Dataset items:
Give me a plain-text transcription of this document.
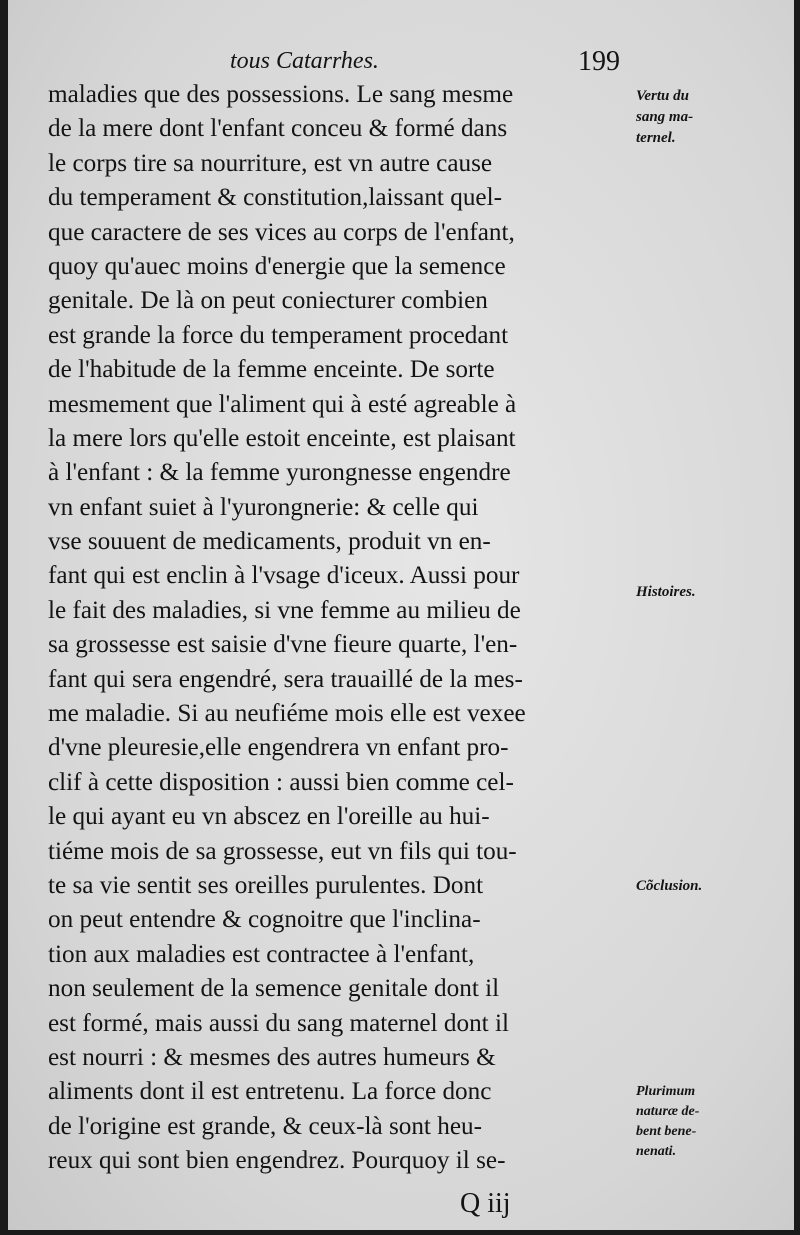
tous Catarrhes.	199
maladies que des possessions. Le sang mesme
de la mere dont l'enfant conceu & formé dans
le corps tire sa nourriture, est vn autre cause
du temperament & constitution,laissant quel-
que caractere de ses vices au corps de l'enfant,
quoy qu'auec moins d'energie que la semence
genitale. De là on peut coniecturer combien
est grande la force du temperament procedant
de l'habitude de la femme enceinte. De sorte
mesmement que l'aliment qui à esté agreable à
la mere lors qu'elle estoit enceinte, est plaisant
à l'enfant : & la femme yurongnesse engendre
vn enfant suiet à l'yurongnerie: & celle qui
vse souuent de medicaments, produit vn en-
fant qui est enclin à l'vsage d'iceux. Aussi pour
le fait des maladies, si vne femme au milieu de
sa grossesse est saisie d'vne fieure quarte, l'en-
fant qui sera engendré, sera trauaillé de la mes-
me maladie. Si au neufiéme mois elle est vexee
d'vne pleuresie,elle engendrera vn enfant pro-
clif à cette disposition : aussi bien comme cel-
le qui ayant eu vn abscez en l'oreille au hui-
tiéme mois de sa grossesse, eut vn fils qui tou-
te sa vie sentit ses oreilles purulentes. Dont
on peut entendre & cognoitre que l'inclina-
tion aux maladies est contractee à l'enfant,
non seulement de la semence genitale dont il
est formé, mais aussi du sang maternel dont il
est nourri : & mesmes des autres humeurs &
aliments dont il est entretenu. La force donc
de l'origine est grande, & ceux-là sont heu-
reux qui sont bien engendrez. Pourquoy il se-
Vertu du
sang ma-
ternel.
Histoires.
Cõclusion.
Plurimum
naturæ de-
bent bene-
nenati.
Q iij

* * *

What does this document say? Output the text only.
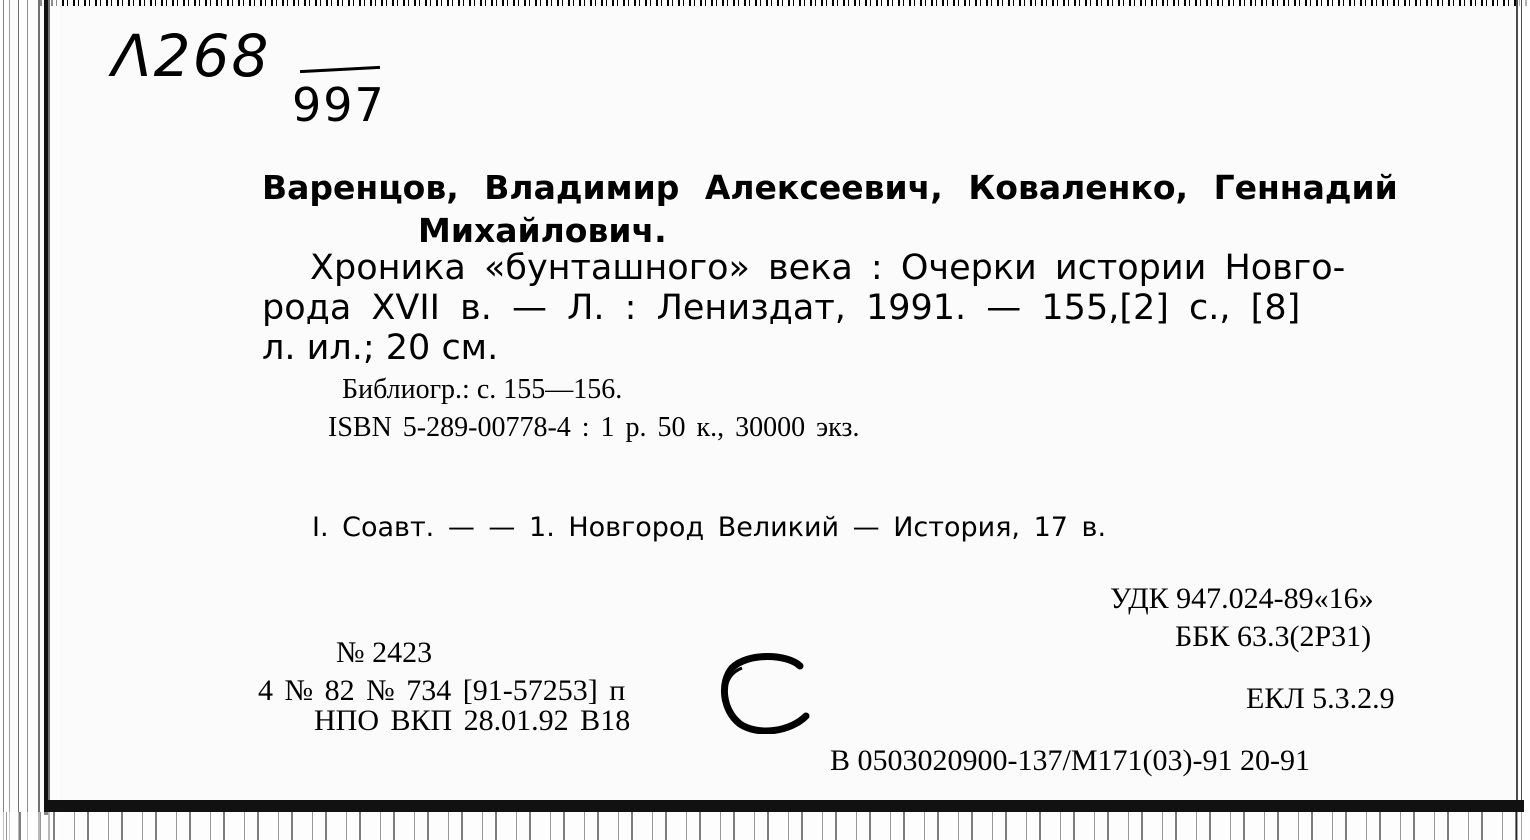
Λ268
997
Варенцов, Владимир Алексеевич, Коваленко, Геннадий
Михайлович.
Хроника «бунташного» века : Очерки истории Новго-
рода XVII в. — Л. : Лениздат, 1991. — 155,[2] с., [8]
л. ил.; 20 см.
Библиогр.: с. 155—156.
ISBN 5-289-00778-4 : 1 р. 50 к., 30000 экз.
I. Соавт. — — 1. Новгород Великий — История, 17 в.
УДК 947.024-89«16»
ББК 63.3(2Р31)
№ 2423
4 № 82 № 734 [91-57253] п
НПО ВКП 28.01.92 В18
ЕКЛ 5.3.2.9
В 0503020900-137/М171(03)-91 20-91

==

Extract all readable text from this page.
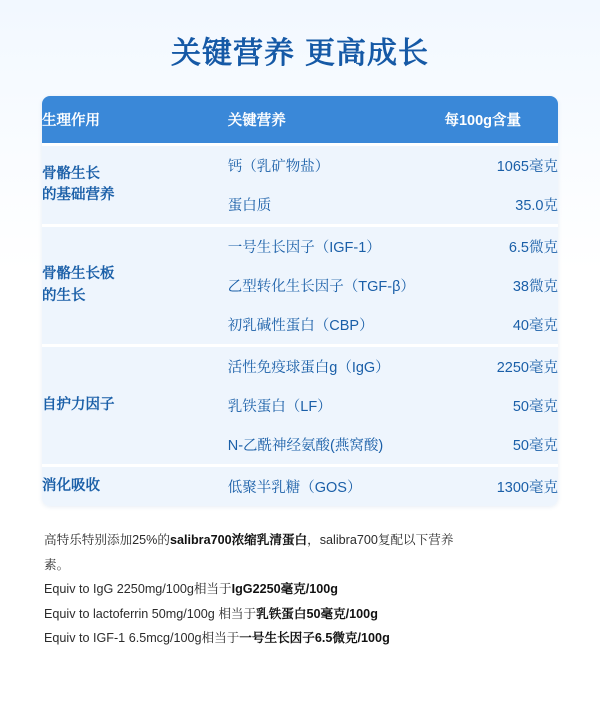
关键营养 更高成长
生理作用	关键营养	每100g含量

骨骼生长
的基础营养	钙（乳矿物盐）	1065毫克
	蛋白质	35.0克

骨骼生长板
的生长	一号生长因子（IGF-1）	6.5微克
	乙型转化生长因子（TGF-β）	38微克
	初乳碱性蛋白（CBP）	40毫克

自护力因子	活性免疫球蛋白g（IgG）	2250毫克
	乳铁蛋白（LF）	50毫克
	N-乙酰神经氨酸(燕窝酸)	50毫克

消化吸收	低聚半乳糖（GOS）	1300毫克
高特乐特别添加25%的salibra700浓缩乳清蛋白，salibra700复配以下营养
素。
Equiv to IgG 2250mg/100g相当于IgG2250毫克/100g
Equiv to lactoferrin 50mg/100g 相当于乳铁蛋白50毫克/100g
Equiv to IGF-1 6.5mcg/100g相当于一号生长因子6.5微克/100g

— Description of the task —
Reply with the number of lines in the material above that contain "this", and nothing more.

— Solution to the exercise —
3